STATED TASK
Read the records and gather each line that includes "содержащиеся".

## Begin LISTED RECORDS

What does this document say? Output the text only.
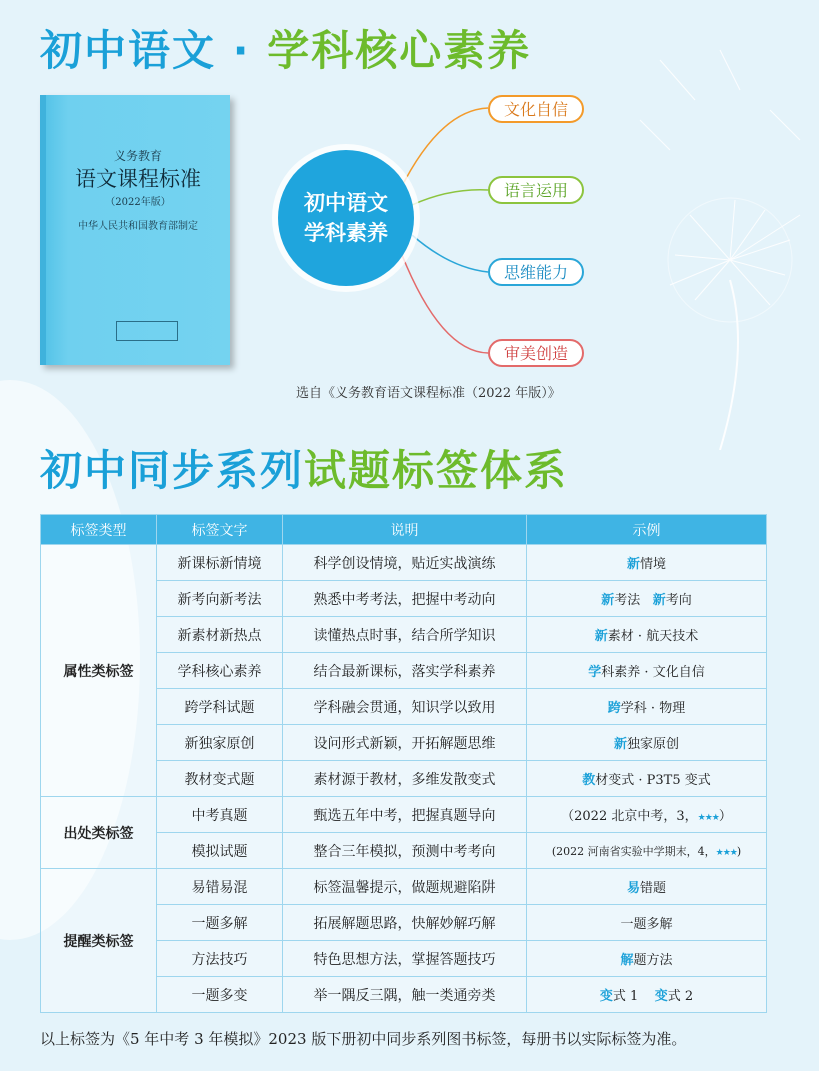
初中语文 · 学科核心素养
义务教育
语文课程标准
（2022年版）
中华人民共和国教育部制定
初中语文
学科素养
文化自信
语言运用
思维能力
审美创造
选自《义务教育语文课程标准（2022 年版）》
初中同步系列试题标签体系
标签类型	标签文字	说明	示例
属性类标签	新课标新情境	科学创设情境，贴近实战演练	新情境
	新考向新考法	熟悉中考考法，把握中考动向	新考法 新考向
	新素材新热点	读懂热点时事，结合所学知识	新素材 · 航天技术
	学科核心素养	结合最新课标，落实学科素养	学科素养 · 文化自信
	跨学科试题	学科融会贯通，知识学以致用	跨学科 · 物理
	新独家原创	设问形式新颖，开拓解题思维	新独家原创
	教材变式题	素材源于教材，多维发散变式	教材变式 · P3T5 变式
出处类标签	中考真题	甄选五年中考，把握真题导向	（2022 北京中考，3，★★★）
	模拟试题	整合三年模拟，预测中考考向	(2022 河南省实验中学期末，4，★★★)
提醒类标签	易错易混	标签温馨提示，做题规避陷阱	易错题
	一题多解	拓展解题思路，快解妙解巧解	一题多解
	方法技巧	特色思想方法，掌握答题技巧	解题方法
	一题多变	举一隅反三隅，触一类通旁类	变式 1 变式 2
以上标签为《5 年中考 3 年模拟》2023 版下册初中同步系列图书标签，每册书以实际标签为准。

## End LISTED RECORDS
## Begin LISTED RECORDS

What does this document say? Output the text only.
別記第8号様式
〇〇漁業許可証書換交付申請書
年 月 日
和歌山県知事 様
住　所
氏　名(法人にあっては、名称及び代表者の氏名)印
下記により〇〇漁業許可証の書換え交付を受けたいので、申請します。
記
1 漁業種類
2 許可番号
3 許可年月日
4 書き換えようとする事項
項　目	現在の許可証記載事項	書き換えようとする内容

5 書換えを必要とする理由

## End LISTED RECORDS
## Begin LISTED RECORDS

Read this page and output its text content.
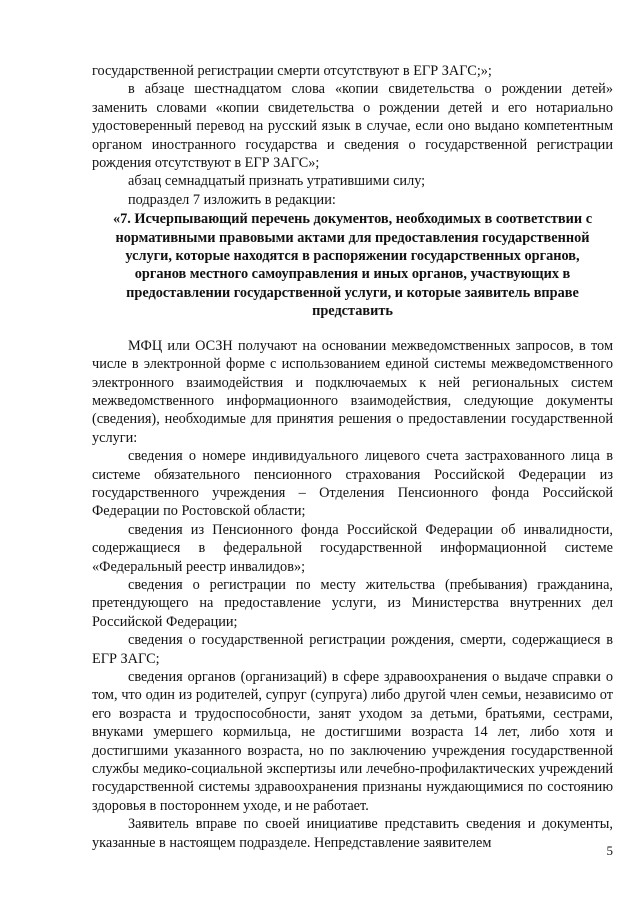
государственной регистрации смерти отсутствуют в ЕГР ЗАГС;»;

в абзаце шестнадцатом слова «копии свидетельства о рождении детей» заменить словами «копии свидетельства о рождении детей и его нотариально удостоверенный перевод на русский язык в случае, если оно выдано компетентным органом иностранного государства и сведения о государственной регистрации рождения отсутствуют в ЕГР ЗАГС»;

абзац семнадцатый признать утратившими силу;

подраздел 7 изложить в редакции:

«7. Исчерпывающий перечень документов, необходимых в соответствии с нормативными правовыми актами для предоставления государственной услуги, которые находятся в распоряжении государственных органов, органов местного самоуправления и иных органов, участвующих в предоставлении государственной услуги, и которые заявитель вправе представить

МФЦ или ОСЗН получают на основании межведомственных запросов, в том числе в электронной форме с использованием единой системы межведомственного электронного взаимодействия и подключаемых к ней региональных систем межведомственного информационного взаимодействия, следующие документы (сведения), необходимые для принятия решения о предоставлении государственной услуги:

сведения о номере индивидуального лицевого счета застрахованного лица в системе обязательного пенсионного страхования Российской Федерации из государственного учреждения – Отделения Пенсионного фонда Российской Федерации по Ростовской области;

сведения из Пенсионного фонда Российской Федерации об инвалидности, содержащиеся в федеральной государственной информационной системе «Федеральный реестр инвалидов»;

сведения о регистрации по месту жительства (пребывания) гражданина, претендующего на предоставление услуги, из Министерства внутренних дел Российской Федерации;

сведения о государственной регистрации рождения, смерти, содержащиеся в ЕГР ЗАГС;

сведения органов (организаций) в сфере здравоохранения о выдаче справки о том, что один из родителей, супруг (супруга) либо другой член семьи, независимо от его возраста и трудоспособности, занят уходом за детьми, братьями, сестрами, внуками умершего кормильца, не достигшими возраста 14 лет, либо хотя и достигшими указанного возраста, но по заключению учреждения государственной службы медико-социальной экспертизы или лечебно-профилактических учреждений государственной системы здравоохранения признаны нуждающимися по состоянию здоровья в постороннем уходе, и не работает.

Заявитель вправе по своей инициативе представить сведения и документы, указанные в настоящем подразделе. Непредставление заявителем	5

## End LISTED RECORDS

THE OUTPUT
сведения из Пенсионного фонда Российской Федерации об инвалидности, содержащиеся в федеральной государственной информационной системе «Федеральный реестр инвалидов»;
сведения о государственной регистрации рождения, смерти, содержащиеся в ЕГР ЗАГС;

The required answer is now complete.